REQUIRED TASK ->
Reproduce word for word the rows running from the line with "- text-line: tia" up to and including the line with "- line-number: 40: [44, 1124, 56, 1136]".

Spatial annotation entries
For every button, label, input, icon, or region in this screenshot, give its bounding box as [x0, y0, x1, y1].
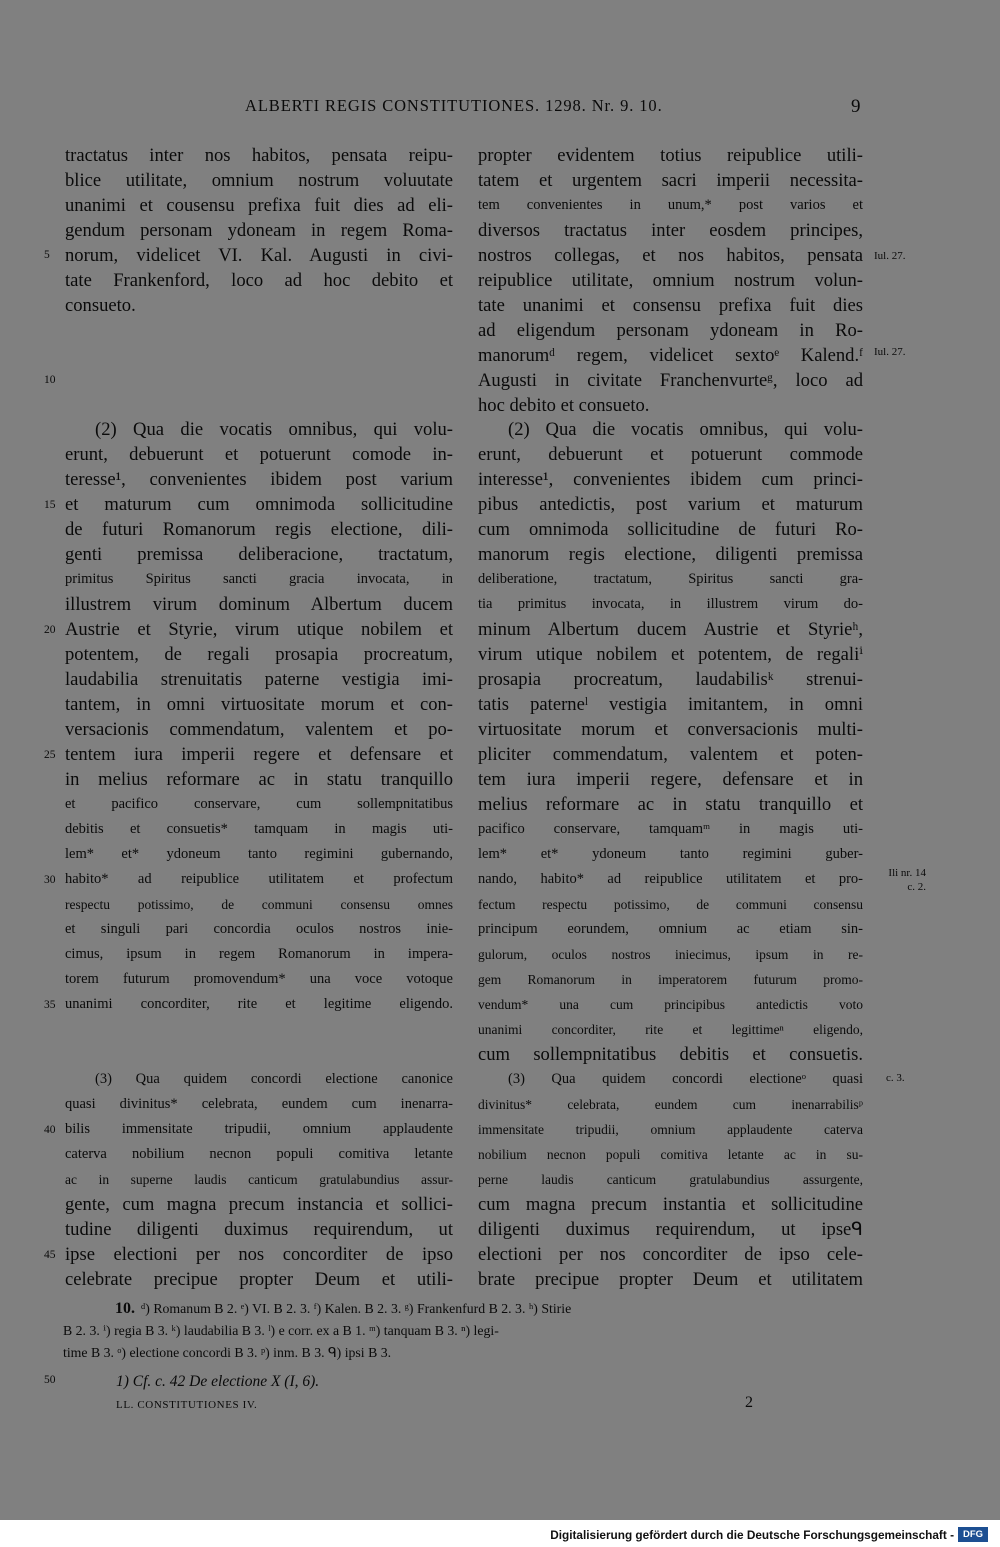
- text-line: tia primitus invocata, in illustrem virum do-: [478, 596, 863, 612]
- right-paragraph-2: [478, 417, 863, 1067]
- line-number: 35: [44, 999, 56, 1011]
- text-line: diversos tractatus inter eosdem principes,: [478, 220, 863, 241]
- line-number: 45: [44, 1249, 56, 1261]
- text-line: manorumᵈ regem, videlicet sextoᵉ Kalend.ᶠ: [478, 345, 863, 366]
- footnote-number: 10.: [115, 1300, 135, 1317]
- text-line: cimus, ipsum in regem Romanorum in impera-: [65, 946, 453, 962]
- text-line: divinitus* celebrata, eundem cum inenarrabilisᵖ: [478, 1097, 863, 1112]
- text-line: genti premissa deliberacione, tractatum,: [65, 544, 453, 565]
- text-line: ad eligendum personam ydoneam in Ro-: [478, 320, 863, 341]
- text-line: cum sollempnitatibus debitis et consuetis.: [478, 1044, 863, 1065]
- text-line: Augusti in civitate Franchenvurteᵍ, loco ad: [478, 370, 863, 391]
- page-number: 9: [851, 96, 861, 117]
- margin-note-block: [874, 866, 926, 894]
- text-line: et maturum cum omnimoda sollicitudine: [65, 494, 453, 515]
- line-number: 40: [44, 1124, 56, 1136]
- text-line: celebrate precipue propter Deum et utili-: [65, 1269, 453, 1290]
- text-line: lem* et* ydoneum tanto regimini guber-: [478, 846, 863, 862]
- text-line: et singuli pari concordia oculos nostros inie-: [65, 921, 453, 937]
- running-header: [0, 96, 1000, 122]
- text-line: Austrie et Styrie, virum utique nobilem et: [65, 619, 453, 640]
- text-line: tractatus inter nos habitos, pensata reipu-: [65, 145, 453, 166]
- text-line: pibus antedictis, post varium et maturum: [478, 494, 863, 515]
- line-number: 5: [44, 249, 50, 261]
- header-title: ALBERTI REGIS CONSTITUTIONES. 1298. Nr. 9. 10.: [245, 96, 663, 115]
- text-line: nobilium necnon populi comitiva letante ac in su-: [478, 1147, 863, 1162]
- text-line: prosapia procreatum, laudabilisᵏ strenui-: [478, 669, 863, 690]
- text-line: cum omnimoda sollicitudine de futuri Ro-: [478, 519, 863, 540]
- funding-notice: Digitalisierung gefördert durch die Deutsche Forschungsgemeinschaft -: [550, 1528, 954, 1542]
- text-line: norum, videlicet VI. Kal. Augusti in civi-: [65, 245, 453, 266]
- reference-note: 1) Cf. c. 42 De electione X (I, 6).: [116, 1373, 320, 1390]
- text-line: perne laudis canticum gratulabundius assurgente,: [478, 1172, 863, 1187]
- left-paragraph-2: [65, 417, 453, 1017]
- text-line: erunt, debuerunt et potuerunt commode: [478, 444, 863, 465]
- margin-note: c. 3.: [886, 1072, 905, 1084]
- text-line: de futuri Romanorum regis electione, dili-: [65, 519, 453, 540]
- margin-note: Iul. 27.: [874, 346, 906, 358]
- line-number: 50: [44, 1374, 56, 1386]
- footnote-line: [63, 1298, 863, 1320]
- text-line: torem futurum promovendum* una voce votoque: [65, 971, 453, 987]
- text-line: manorum regis electione, diligenti premissa: [478, 544, 863, 565]
- text-line: versacionis commendatum, valentem et po-: [65, 719, 453, 740]
- text-line: propter evidentem totius reipublice utili-: [478, 145, 863, 166]
- text-line: (2) Qua die vocatis omnibus, qui volu-: [508, 419, 863, 440]
- text-line: (3) Qua quidem concordi electioneᵒ quasi: [508, 1071, 863, 1087]
- text-line: bilis immensitate tripudii, omnium applaudente: [65, 1121, 453, 1137]
- text-line: tatem et urgentem sacri imperii necessita-: [478, 170, 863, 191]
- text-line: illustrem virum dominum Albertum ducem: [65, 594, 453, 615]
- text-line: caterva nobilium necnon populi comitiva letante: [65, 1146, 453, 1162]
- text-line: tatis paterneˡ vestigia imitantem, in omni: [478, 694, 863, 715]
- dfg-logo: DFG: [958, 1527, 988, 1542]
- text-line: gulorum, oculos nostros iniecimus, ipsum in re-: [478, 947, 863, 962]
- text-line: cum magna precum instantia et sollicitudine: [478, 1194, 863, 1215]
- text-line: fectum respectu potissimo, de communi consensu: [478, 897, 863, 912]
- footnotes: [63, 1298, 863, 1364]
- text-line: virtuositate morum et conversacionis multi-: [478, 719, 863, 740]
- footnote-line: time B 3. ᵒ) electione concordi B 3. ᵖ) inm. B 3. ᑫ) ipsi B 3.: [63, 1345, 392, 1360]
- right-paragraph-3: [478, 1067, 863, 1292]
- text-line: nostros collegas, et nos habitos, pensata: [478, 245, 863, 266]
- text-line: respectu potissimo, de communi consensu omnes: [65, 897, 453, 912]
- text-line: primitus Spiritus sancti gracia invocata, in: [65, 571, 453, 587]
- text-line: teresse¹, convenientes ibidem post varium: [65, 469, 453, 490]
- text-line: principum eorundem, omnium ac etiam sin-: [478, 921, 863, 937]
- text-line: (2) Qua die vocatis omnibus, qui volu-: [95, 419, 453, 440]
- text-line: vendum* una cum principibus antedictis voto: [478, 997, 863, 1012]
- text-line: electioni per nos concorditer de ipso cele-: [478, 1244, 863, 1265]
- text-line: potentem, de regali prosapia procreatum,: [65, 644, 453, 665]
- text-line: hoc debito et consueto.: [478, 395, 650, 416]
- signature-mark: LL. CONSTITUTIONES IV.: [116, 1399, 258, 1411]
- text-line: erunt, debuerunt et potuerunt comode in-: [65, 444, 453, 465]
- text-line: consueto.: [65, 295, 136, 316]
- text-line: tem iura imperii regere, defensare et in: [478, 769, 863, 790]
- sheet-number: 2: [745, 1394, 753, 1411]
- line-number: 10: [44, 374, 56, 386]
- text-line: gendum personam ydoneam in regem Roma-: [65, 220, 453, 241]
- left-paragraph-3: [65, 1067, 453, 1292]
- text-line: gente, cum magna precum instancia et sollici-: [65, 1194, 453, 1215]
- text-line: tate Frankenford, loco ad hoc debito et: [65, 270, 453, 291]
- line-number: 25: [44, 749, 56, 761]
- footnote-text: ᵈ) Romanum B 2. ᵉ) VI. B 2. 3. ᶠ) Kalen. B 2. 3. ᵍ) Frankenfurd B 2. 3. ʰ) Stirie: [141, 1301, 572, 1316]
- text-line: gem Romanorum in imperatorem futurum promo-: [478, 972, 863, 987]
- text-line: unanimi concorditer, rite et legittimeⁿ eligendo,: [478, 1022, 863, 1037]
- text-line: nando, habito* ad reipublice utilitatem et pro-: [478, 871, 863, 887]
- text-line: immensitate tripudii, omnium applaudente caterva: [478, 1122, 863, 1137]
- text-line: tate unanimi et consensu prefixa fuit dies: [478, 295, 863, 316]
- text-line: unanimi et cousensu prefixa fuit dies ad eli-: [65, 195, 453, 216]
- text-line: ipse electioni per nos concorditer de ipso: [65, 1244, 453, 1265]
- text-line: lem* et* ydoneum tanto regimini gubernando,: [65, 846, 453, 862]
- margin-note: Iul. 27.: [874, 250, 906, 262]
- margin-note: c. 2.: [907, 881, 926, 893]
- text-line: tem convenientes in unum,* post varios et: [478, 197, 863, 213]
- text-line: debitis et consuetis* tamquam in magis uti-: [65, 821, 453, 837]
- right-paragraph-1: [478, 143, 863, 418]
- text-line: in melius reformare ac in statu tranquillo: [65, 769, 453, 790]
- text-line: interesse¹, convenientes ibidem cum princi-: [478, 469, 863, 490]
- text-line: et pacifico conservare, cum sollempnitatibus: [65, 796, 453, 812]
- text-line: diligenti duximus requirendum, ut ipseᑫ: [478, 1219, 863, 1240]
- text-line: minum Albertum ducem Austrie et Styrieʰ,: [478, 619, 863, 640]
- text-line: tudine diligenti duximus requirendum, ut: [65, 1219, 453, 1240]
- text-line: tantem, in omni virtuositate morum et con-: [65, 694, 453, 715]
- text-line: ac in superne laudis canticum gratulabundius assur-: [65, 1172, 453, 1187]
- text-line: pacifico conservare, tamquamᵐ in magis uti-: [478, 821, 863, 837]
- line-number: 20: [44, 624, 56, 636]
- text-line: unanimi concorditer, rite et legitime eligendo.: [65, 996, 453, 1012]
- margin-note: Ili nr. 14: [888, 867, 926, 879]
- line-number: 15: [44, 499, 56, 511]
- text-line: melius reformare ac in statu tranquillo et: [478, 794, 863, 815]
- text-line: (3) Qua quidem concordi electione canonice: [95, 1071, 453, 1087]
- text-line: blice utilitate, omnium nostrum voluutate: [65, 170, 453, 191]
- footnote-line: B 2. 3. ⁱ) regia B 3. ᵏ) laudabilia B 3. ˡ) e corr. ex a B 1. ᵐ) tanquam B 3. ⁿ) legi-: [63, 1323, 499, 1338]
- text-line: quasi divinitus* celebrata, eundem cum inenarra-: [65, 1096, 453, 1112]
- text-line: deliberatione, tractatum, Spiritus sancti gra-: [478, 571, 863, 587]
- text-line: tentem iura imperii regere et defensare et: [65, 744, 453, 765]
- line-number: 30: [44, 874, 56, 886]
- left-paragraph-1: [65, 143, 453, 318]
- text-line: habito* ad reipublice utilitatem et profectum: [65, 871, 453, 887]
- text-line: virum utique nobilem et potentem, de regaliⁱ: [478, 644, 863, 665]
- text-line: reipublice utilitate, omnium nostrum volun-: [478, 270, 863, 291]
- text-line: pliciter commendatum, valentem et poten-: [478, 744, 863, 765]
- text-line: laudabilia strenuitatis paterne vestigia imi-: [65, 669, 453, 690]
- text-line: brate precipue propter Deum et utilitatem: [478, 1269, 863, 1290]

SOLUTION FOR THIS TASK ->
- text-line: tia primitus invocata, in illustrem virum do-: [478, 596, 863, 612]
- right-paragraph-2: [478, 417, 863, 1067]
- line-number: 35: [44, 999, 56, 1011]
- text-line: diversos tractatus inter eosdem principes,: [478, 220, 863, 241]
- line-number: 45: [44, 1249, 56, 1261]
- text-line: manorumᵈ regem, videlicet sextoᵉ Kalend.ᶠ: [478, 345, 863, 366]
- footnote-number: 10.: [115, 1300, 135, 1317]
- text-line: cimus, ipsum in regem Romanorum in impera-: [65, 946, 453, 962]
- text-line: divinitus* celebrata, eundem cum inenarrabilisᵖ: [478, 1097, 863, 1112]
- text-line: genti premissa deliberacione, tractatum,: [65, 544, 453, 565]
- text-line: ad eligendum personam ydoneam in Ro-: [478, 320, 863, 341]
- text-line: cum sollempnitatibus debitis et consuetis.: [478, 1044, 863, 1065]
- text-line: Augusti in civitate Franchenvurteᵍ, loco ad: [478, 370, 863, 391]
- page-number: 9: [851, 96, 861, 117]
- margin-note-block: [874, 866, 926, 894]
- text-line: et maturum cum omnimoda sollicitudine: [65, 494, 453, 515]
- line-number: 40: [44, 1124, 56, 1136]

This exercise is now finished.